• WORK REQUIRED: Copy out each line in the material below that has the word "Frame".

•••••

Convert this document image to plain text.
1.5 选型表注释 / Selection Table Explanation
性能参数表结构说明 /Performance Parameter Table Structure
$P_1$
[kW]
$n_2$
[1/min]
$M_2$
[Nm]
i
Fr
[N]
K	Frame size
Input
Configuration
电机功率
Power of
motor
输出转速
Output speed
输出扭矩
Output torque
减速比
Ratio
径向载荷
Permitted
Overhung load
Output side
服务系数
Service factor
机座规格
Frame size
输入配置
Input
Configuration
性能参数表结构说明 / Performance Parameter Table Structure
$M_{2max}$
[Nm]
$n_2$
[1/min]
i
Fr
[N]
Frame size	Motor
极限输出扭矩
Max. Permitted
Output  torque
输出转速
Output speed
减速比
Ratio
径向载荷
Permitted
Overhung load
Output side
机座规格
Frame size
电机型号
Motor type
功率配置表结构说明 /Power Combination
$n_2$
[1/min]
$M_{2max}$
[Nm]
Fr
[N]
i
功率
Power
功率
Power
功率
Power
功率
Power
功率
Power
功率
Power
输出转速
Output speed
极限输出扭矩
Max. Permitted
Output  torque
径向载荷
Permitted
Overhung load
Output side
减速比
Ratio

•••••

• ANSWER FOR THE TASK:
K	Frame size
Frame size
Frame size	Motor
Frame size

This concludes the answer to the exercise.